> _THE PROBLEM_
State only the number of lines that include "Diseases".

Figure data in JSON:
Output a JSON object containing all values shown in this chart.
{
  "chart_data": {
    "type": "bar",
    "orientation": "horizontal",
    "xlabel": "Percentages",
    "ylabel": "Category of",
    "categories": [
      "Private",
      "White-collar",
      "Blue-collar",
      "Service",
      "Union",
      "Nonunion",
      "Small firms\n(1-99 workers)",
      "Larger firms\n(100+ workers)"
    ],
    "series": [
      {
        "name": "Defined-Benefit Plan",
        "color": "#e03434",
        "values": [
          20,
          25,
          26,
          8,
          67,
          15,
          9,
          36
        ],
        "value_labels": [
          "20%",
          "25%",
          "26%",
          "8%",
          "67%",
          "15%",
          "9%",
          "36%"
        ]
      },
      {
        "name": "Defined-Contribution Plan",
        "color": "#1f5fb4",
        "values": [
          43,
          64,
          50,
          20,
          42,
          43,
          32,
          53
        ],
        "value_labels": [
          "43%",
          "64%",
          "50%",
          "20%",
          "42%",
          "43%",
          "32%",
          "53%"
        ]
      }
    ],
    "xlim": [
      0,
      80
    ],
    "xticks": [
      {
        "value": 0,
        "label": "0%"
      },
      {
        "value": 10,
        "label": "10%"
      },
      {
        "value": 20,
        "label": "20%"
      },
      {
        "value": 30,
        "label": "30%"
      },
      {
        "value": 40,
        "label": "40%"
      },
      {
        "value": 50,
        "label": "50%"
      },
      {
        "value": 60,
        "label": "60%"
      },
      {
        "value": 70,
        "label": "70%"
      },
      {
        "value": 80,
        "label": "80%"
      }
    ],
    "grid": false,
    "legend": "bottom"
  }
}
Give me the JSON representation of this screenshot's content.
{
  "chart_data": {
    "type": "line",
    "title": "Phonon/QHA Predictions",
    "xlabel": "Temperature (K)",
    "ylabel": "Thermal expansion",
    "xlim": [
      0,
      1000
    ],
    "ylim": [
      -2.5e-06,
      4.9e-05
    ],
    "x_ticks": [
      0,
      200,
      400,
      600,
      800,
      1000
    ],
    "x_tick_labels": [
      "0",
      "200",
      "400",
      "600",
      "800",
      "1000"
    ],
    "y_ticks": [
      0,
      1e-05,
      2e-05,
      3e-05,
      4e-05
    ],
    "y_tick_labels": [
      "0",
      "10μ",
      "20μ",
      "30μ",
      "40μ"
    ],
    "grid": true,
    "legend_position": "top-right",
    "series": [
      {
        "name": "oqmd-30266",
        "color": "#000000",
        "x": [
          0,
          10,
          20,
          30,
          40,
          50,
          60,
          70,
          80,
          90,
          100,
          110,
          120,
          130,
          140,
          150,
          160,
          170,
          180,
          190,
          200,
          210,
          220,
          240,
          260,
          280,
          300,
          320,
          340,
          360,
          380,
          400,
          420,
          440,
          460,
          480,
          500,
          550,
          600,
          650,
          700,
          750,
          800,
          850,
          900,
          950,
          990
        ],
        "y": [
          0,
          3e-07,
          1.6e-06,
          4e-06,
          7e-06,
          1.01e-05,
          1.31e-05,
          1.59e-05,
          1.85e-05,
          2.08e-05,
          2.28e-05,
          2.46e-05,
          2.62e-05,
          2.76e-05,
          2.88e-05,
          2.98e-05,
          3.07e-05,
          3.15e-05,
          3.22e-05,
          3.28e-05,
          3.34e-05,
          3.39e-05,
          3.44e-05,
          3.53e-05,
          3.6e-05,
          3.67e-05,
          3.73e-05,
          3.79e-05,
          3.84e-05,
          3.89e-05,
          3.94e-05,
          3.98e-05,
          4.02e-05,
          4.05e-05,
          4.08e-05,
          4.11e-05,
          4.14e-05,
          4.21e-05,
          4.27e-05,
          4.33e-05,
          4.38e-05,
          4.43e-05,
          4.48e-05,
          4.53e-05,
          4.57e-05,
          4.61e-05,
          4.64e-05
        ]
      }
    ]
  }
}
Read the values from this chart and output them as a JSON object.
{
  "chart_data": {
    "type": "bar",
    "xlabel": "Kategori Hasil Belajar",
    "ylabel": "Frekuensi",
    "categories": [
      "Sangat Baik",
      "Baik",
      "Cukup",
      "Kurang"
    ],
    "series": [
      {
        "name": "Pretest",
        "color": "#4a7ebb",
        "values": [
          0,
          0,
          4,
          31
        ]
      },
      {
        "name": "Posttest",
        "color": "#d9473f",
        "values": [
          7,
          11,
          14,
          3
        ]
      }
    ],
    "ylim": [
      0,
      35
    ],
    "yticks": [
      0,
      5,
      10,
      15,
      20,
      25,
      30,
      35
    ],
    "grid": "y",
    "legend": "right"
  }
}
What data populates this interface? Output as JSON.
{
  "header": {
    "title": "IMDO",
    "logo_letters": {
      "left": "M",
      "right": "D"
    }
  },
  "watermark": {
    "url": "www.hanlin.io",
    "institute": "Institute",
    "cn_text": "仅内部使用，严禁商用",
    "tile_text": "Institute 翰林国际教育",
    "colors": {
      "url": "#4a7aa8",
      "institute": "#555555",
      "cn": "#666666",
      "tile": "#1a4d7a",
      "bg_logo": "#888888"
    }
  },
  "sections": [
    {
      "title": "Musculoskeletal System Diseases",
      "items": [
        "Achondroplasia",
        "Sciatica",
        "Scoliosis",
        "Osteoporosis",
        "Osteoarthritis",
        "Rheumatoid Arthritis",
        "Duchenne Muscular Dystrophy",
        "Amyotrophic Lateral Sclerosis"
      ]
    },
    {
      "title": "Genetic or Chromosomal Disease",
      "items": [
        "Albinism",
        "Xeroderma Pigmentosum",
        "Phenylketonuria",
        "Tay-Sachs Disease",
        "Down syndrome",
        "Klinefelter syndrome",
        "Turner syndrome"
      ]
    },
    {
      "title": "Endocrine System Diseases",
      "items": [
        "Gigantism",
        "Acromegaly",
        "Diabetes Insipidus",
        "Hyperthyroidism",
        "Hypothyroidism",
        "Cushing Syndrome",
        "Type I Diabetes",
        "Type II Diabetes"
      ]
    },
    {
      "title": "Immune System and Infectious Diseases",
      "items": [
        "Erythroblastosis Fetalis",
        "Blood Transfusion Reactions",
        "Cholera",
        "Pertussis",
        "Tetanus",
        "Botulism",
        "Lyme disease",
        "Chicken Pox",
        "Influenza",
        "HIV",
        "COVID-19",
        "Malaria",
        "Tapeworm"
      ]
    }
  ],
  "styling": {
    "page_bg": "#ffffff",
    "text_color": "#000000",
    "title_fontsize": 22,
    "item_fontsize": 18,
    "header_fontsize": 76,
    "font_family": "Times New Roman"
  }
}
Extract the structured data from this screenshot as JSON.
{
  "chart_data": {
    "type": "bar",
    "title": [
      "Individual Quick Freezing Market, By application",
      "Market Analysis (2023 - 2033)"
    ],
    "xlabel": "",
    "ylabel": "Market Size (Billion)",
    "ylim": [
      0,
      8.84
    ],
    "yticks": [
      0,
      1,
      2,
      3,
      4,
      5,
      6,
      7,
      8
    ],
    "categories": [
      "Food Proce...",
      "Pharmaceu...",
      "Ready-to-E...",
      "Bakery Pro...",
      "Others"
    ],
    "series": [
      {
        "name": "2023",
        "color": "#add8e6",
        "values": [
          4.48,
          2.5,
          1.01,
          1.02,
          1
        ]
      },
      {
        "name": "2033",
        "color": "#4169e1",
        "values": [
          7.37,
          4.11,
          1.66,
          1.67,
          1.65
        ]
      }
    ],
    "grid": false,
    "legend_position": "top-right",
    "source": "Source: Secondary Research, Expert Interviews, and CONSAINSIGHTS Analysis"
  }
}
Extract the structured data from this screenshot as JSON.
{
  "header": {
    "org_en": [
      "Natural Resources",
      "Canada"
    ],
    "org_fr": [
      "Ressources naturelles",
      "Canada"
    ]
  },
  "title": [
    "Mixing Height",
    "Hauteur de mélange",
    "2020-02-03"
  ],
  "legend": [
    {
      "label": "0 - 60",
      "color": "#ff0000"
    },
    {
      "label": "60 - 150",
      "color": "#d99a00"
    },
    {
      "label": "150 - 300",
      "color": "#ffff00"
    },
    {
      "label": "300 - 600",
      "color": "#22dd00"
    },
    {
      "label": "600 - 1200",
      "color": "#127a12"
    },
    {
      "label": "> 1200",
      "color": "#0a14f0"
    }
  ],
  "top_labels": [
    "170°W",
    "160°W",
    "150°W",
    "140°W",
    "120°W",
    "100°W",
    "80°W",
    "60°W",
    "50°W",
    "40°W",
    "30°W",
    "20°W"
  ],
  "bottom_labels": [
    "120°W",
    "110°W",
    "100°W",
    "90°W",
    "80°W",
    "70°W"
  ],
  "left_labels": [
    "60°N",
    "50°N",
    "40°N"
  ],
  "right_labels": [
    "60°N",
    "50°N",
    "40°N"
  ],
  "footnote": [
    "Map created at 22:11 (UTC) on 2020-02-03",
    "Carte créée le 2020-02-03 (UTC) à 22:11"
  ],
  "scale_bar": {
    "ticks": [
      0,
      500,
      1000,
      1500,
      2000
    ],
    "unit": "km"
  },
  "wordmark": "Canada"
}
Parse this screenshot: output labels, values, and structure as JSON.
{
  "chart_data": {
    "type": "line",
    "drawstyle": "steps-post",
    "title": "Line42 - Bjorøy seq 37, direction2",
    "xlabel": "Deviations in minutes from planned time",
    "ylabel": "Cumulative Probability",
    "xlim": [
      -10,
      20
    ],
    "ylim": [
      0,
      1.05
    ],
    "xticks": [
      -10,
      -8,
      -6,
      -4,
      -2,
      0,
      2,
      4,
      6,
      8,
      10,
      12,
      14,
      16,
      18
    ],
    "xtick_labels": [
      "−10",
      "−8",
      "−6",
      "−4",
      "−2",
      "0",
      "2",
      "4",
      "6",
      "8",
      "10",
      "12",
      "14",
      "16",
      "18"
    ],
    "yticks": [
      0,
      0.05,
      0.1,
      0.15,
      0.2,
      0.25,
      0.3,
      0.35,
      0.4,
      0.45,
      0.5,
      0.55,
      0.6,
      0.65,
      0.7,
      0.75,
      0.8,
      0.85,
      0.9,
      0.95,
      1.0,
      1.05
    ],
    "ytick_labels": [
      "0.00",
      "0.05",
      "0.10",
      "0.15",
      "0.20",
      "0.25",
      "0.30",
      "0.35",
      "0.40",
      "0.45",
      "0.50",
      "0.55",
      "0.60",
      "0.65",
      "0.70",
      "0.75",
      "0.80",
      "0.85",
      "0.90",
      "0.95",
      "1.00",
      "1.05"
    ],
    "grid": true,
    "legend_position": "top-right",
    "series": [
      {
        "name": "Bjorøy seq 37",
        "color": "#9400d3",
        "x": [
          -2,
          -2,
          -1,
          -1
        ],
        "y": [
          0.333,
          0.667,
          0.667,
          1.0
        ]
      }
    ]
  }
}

> _SOLUTION_
3